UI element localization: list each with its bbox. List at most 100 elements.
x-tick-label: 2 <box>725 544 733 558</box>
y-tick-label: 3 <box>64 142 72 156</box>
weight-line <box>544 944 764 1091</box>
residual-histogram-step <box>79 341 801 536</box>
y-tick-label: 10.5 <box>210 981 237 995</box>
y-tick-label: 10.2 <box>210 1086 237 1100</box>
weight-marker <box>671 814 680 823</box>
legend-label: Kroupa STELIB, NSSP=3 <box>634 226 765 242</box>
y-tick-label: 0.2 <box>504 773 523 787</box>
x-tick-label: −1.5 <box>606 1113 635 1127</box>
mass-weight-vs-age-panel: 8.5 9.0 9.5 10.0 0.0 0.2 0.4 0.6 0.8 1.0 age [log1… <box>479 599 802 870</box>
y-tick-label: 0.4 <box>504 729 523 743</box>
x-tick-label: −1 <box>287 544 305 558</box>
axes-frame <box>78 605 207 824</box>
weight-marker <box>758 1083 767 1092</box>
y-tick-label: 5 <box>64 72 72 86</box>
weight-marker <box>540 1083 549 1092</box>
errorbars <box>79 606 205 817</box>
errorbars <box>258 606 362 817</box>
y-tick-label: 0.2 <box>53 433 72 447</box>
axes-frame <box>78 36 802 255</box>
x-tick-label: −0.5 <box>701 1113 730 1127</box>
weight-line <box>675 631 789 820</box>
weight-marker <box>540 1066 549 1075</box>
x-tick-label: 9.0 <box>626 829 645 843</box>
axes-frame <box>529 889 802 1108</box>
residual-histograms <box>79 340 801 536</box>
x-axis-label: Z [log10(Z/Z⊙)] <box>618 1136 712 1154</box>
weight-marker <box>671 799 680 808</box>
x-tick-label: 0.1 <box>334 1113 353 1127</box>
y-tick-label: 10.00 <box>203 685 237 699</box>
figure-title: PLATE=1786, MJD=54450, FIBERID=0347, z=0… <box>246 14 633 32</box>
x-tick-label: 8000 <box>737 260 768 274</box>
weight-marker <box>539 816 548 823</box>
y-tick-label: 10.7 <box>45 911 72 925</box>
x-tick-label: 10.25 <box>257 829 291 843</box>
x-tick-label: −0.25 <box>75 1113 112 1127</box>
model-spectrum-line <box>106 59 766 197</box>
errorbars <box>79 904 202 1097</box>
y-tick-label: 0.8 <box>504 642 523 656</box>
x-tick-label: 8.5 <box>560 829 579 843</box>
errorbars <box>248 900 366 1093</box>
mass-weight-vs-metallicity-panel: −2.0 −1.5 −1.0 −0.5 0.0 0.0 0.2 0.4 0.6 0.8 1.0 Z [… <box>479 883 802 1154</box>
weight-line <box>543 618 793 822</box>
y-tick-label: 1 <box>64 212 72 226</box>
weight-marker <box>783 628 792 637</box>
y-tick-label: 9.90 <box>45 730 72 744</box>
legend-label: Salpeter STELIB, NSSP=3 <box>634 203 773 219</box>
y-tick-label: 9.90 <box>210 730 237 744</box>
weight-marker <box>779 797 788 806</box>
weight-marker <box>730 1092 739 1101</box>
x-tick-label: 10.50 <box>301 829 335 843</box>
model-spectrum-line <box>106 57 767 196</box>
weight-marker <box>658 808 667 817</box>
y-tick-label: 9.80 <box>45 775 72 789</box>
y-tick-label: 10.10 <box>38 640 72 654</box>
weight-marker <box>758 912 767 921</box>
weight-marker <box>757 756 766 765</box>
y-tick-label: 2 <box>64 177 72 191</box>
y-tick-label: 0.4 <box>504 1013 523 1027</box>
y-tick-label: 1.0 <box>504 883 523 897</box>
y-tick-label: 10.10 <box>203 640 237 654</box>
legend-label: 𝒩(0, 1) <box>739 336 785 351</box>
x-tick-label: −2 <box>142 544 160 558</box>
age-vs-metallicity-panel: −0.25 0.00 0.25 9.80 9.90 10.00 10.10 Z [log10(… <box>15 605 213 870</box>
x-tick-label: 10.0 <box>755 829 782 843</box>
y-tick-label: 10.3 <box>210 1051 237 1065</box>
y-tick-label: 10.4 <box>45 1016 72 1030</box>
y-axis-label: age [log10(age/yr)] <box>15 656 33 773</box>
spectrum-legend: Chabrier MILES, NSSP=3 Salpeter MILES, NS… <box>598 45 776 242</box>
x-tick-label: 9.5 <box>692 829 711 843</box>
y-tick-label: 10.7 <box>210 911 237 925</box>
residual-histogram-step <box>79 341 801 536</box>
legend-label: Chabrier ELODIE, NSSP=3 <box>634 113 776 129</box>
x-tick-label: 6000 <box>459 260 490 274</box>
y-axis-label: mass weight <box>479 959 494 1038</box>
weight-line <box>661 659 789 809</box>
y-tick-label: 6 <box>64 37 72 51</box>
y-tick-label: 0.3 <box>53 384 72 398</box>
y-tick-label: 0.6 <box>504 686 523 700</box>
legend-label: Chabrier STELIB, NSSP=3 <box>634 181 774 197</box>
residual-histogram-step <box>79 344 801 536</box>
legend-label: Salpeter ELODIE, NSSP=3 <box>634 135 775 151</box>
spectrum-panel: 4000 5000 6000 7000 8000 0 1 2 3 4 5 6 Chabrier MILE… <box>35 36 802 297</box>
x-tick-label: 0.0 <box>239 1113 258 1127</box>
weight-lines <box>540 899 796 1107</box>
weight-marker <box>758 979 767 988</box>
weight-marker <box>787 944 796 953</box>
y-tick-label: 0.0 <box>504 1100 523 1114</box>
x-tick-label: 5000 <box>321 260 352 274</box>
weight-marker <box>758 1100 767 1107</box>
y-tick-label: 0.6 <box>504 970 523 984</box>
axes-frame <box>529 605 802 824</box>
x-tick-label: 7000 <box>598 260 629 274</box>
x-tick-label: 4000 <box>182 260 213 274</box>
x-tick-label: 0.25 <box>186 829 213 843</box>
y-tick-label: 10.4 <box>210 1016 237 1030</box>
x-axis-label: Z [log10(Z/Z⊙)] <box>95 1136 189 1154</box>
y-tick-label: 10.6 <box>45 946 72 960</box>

● ● ● ● ● ● ●

» Written task
Reproduce every entry above character for character, keeping the original order.

» Task output
UI element localization: list each with its bbox. List at most 100 elements.
x-tick-label: 2 <box>725 544 733 558</box>
y-tick-label: 3 <box>64 142 72 156</box>
weight-line <box>544 944 764 1091</box>
residual-histogram-step <box>79 341 801 536</box>
y-tick-label: 10.5 <box>210 981 237 995</box>
y-tick-label: 10.2 <box>210 1086 237 1100</box>
weight-marker <box>671 814 680 823</box>
legend-label: Kroupa STELIB, NSSP=3 <box>634 226 765 242</box>
y-tick-label: 0.2 <box>504 773 523 787</box>
x-tick-label: −1.5 <box>606 1113 635 1127</box>
mass-weight-vs-age-panel: 8.5 9.0 9.5 10.0 0.0 0.2 0.4 0.6 0.8 1.0 age [log1… <box>479 599 802 870</box>
y-tick-label: 0.4 <box>504 729 523 743</box>
x-tick-label: −1 <box>287 544 305 558</box>
axes-frame <box>78 605 207 824</box>
weight-marker <box>758 1083 767 1092</box>
y-tick-label: 5 <box>64 72 72 86</box>
weight-marker <box>540 1083 549 1092</box>
errorbars <box>79 606 205 817</box>
errorbars <box>258 606 362 817</box>
y-tick-label: 0.2 <box>53 433 72 447</box>
axes-frame <box>78 36 802 255</box>
x-tick-label: −0.5 <box>701 1113 730 1127</box>
weight-line <box>675 631 789 820</box>
weight-marker <box>540 1066 549 1075</box>
x-tick-label: 9.0 <box>626 829 645 843</box>
axes-frame <box>529 889 802 1108</box>
residual-histograms <box>79 340 801 536</box>
x-axis-label: Z [log10(Z/Z⊙)] <box>618 1136 712 1154</box>
weight-marker <box>671 799 680 808</box>
x-tick-label: 0.1 <box>334 1113 353 1127</box>
y-tick-label: 10.00 <box>203 685 237 699</box>
figure-title: PLATE=1786, MJD=54450, FIBERID=0347, z=0… <box>246 14 633 32</box>
x-tick-label: 8000 <box>737 260 768 274</box>
weight-marker <box>539 816 548 823</box>
y-tick-label: 10.7 <box>45 911 72 925</box>
x-tick-label: 10.25 <box>257 829 291 843</box>
x-tick-label: −0.25 <box>75 1113 112 1127</box>
model-spectrum-line <box>106 59 766 197</box>
errorbars <box>79 904 202 1097</box>
y-tick-label: 0.8 <box>504 642 523 656</box>
x-tick-label: 8.5 <box>560 829 579 843</box>
errorbars <box>248 900 366 1093</box>
mass-weight-vs-metallicity-panel: −2.0 −1.5 −1.0 −0.5 0.0 0.0 0.2 0.4 0.6 0.8 1.0 Z [… <box>479 883 802 1154</box>
weight-line <box>543 618 793 822</box>
y-tick-label: 1 <box>64 212 72 226</box>
weight-marker <box>783 628 792 637</box>
y-tick-label: 9.90 <box>45 730 72 744</box>
legend-label: Salpeter STELIB, NSSP=3 <box>634 203 773 219</box>
y-tick-label: 9.90 <box>210 730 237 744</box>
weight-marker <box>779 797 788 806</box>
weight-marker <box>730 1092 739 1101</box>
x-tick-label: 10.50 <box>301 829 335 843</box>
model-spectrum-line <box>106 57 767 196</box>
weight-marker <box>658 808 667 817</box>
y-tick-label: 9.80 <box>45 775 72 789</box>
y-tick-label: 10.10 <box>38 640 72 654</box>
weight-marker <box>758 912 767 921</box>
weight-marker <box>757 756 766 765</box>
y-tick-label: 2 <box>64 177 72 191</box>
y-tick-label: 0.4 <box>504 1013 523 1027</box>
y-tick-label: 1.0 <box>504 883 523 897</box>
y-tick-label: 10.10 <box>203 640 237 654</box>
legend-label: 𝒩(0, 1) <box>739 336 785 351</box>
x-tick-label: −2 <box>142 544 160 558</box>
age-vs-metallicity-panel: −0.25 0.00 0.25 9.80 9.90 10.00 10.10 Z [log10(… <box>15 605 213 870</box>
x-tick-label: 10.0 <box>755 829 782 843</box>
y-tick-label: 10.3 <box>210 1051 237 1065</box>
y-tick-label: 10.4 <box>45 1016 72 1030</box>
y-axis-label: age [log10(age/yr)] <box>15 656 33 773</box>
spectrum-legend: Chabrier MILES, NSSP=3 Salpeter MILES, NS… <box>598 45 776 242</box>
x-tick-label: 9.5 <box>692 829 711 843</box>
y-tick-label: 10.7 <box>210 911 237 925</box>
residual-histogram-step <box>79 341 801 536</box>
legend-label: Chabrier ELODIE, NSSP=3 <box>634 113 776 129</box>
x-tick-label: 6000 <box>459 260 490 274</box>
y-axis-label: mass weight <box>479 959 494 1038</box>
weight-line <box>661 659 789 809</box>
y-tick-label: 6 <box>64 37 72 51</box>
y-tick-label: 0.3 <box>53 384 72 398</box>
y-tick-label: 0.6 <box>504 686 523 700</box>
legend-label: Chabrier STELIB, NSSP=3 <box>634 181 774 197</box>
residual-histogram-step <box>79 344 801 536</box>
legend-label: Salpeter ELODIE, NSSP=3 <box>634 135 775 151</box>
spectrum-panel: 4000 5000 6000 7000 8000 0 1 2 3 4 5 6 Chabrier MILE… <box>35 36 802 297</box>
x-tick-label: 0.0 <box>239 1113 258 1127</box>
weight-lines <box>540 899 796 1107</box>
weight-marker <box>758 979 767 988</box>
weight-marker <box>787 944 796 953</box>
y-tick-label: 0.0 <box>504 1100 523 1114</box>
x-tick-label: 5000 <box>321 260 352 274</box>
weight-marker <box>758 1100 767 1107</box>
y-tick-label: 0.6 <box>504 970 523 984</box>
axes-frame <box>529 605 802 824</box>
x-tick-label: 7000 <box>598 260 629 274</box>
x-tick-label: 4000 <box>182 260 213 274</box>
x-tick-label: 0.25 <box>186 829 213 843</box>
y-tick-label: 10.4 <box>210 1016 237 1030</box>
x-axis-label: Z [log10(Z/Z⊙)] <box>95 1136 189 1154</box>
y-tick-label: 10.6 <box>45 946 72 960</box>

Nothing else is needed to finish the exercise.